— begin PROVIDED DATA —

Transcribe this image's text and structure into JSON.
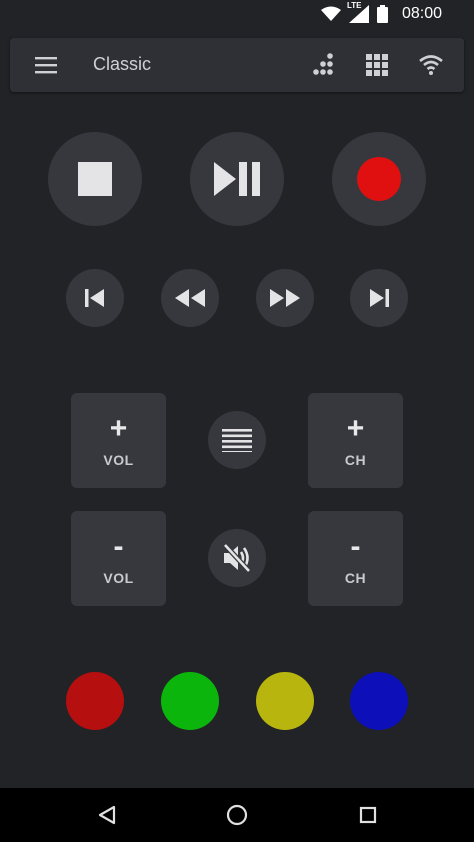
{
  "status_bar": {
    "network_label": "LTE",
    "time": "08:00",
    "icons": [
      "wifi-icon",
      "signal-icon",
      "battery-icon"
    ]
  },
  "toolbar": {
    "title": "Classic",
    "icons": [
      "menu-icon",
      "numpad-dots-icon",
      "grid-icon",
      "wifi-icon"
    ]
  },
  "playback": {
    "buttons": [
      "stop",
      "play-pause",
      "record"
    ],
    "record_color": "#e01010"
  },
  "transport": {
    "buttons": [
      "skip-previous",
      "rewind",
      "fast-forward",
      "skip-next"
    ]
  },
  "volume": {
    "up_symbol": "+",
    "up_label": "VOL",
    "down_symbol": "-",
    "down_label": "VOL"
  },
  "channel": {
    "up_symbol": "+",
    "up_label": "CH",
    "down_symbol": "-",
    "down_label": "CH"
  },
  "center": {
    "buttons": [
      "menu-lines",
      "mute"
    ]
  },
  "color_buttons": [
    {
      "name": "red",
      "color": "#b50f10"
    },
    {
      "name": "green",
      "color": "#0bb50b"
    },
    {
      "name": "yellow",
      "color": "#b8b50f"
    },
    {
      "name": "blue",
      "color": "#0d0fb8"
    }
  ],
  "nav_bar": {
    "buttons": [
      "back",
      "home",
      "recents"
    ]
  }
}
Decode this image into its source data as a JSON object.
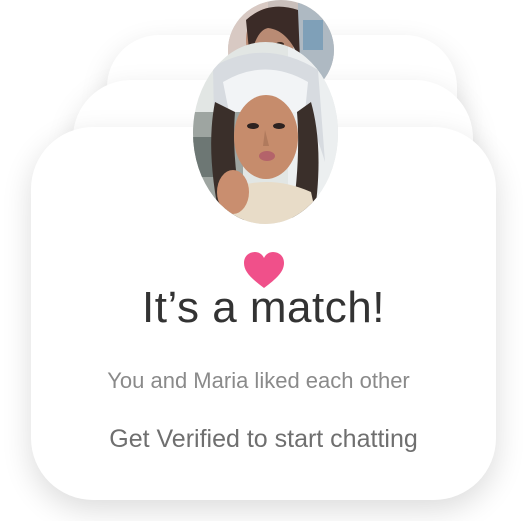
{
  "match": {
    "title": "It’s a match!",
    "subtitle": "You and Maria liked each other",
    "cta": "Get Verified to start chatting"
  },
  "icons": {
    "heart": "heart-icon"
  },
  "colors": {
    "heart": "#f0508a",
    "title_text": "#333333",
    "subtitle_text": "#8a8a8a",
    "cta_text": "#6f6f6f",
    "card_background": "#ffffff"
  }
}
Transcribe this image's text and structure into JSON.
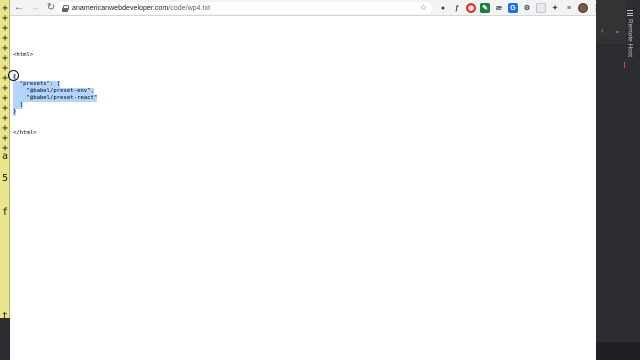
{
  "browser": {
    "url_domain": "anamericanwebdeveloper.com",
    "url_path": "/code/wp4.txt",
    "back_icon": "←",
    "forward_icon": "→",
    "reload_icon": "↻",
    "star_icon": "☆",
    "extensions": [
      "ƒ",
      "æ",
      "⚙"
    ],
    "menu_icon": "⋮"
  },
  "page": {
    "lines": [
      "<html>",
      "{",
      "  \"presets\": [",
      "    \"@babel/preset-env\",",
      "    \"@babel/preset-react\"",
      "  ]",
      "}",
      "</html>"
    ]
  },
  "ide": {
    "remote_host_label": "Remote Host",
    "gutter_chars": [
      "+",
      "+",
      "+",
      "+",
      "+",
      "+",
      "+",
      "+",
      "+",
      "+",
      "+",
      "+",
      "+",
      "+",
      "+",
      "a",
      "5",
      "f",
      "t"
    ]
  }
}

— end PROVIDED DATA —

# SHORT PROBLEM
Exactly as written, set down the lines from the line holding "Decode this image" to the last line of the data, both ends included, pictures excluded.

# ANSWER TO THIS PROBLEM
Decode this image into its source data as a JSON object.
{
  "match": {
    "title": "It’s a match!",
    "subtitle": "You and Maria liked each other",
    "cta": "Get Verified to start chatting"
  },
  "icons": {
    "heart": "heart-icon"
  },
  "colors": {
    "heart": "#f0508a",
    "title_text": "#333333",
    "subtitle_text": "#8a8a8a",
    "cta_text": "#6f6f6f",
    "card_background": "#ffffff"
  }
}
Transcribe this image's text and structure into JSON.
{
  "browser": {
    "url_domain": "anamericanwebdeveloper.com",
    "url_path": "/code/wp4.txt",
    "back_icon": "←",
    "forward_icon": "→",
    "reload_icon": "↻",
    "star_icon": "☆",
    "extensions": [
      "ƒ",
      "æ",
      "⚙"
    ],
    "menu_icon": "⋮"
  },
  "page": {
    "lines": [
      "<html>",
      "{",
      "  \"presets\": [",
      "    \"@babel/preset-env\",",
      "    \"@babel/preset-react\"",
      "  ]",
      "}",
      "</html>"
    ]
  },
  "ide": {
    "remote_host_label": "Remote Host",
    "gutter_chars": [
      "+",
      "+",
      "+",
      "+",
      "+",
      "+",
      "+",
      "+",
      "+",
      "+",
      "+",
      "+",
      "+",
      "+",
      "+",
      "a",
      "5",
      "f",
      "t"
    ]
  }
}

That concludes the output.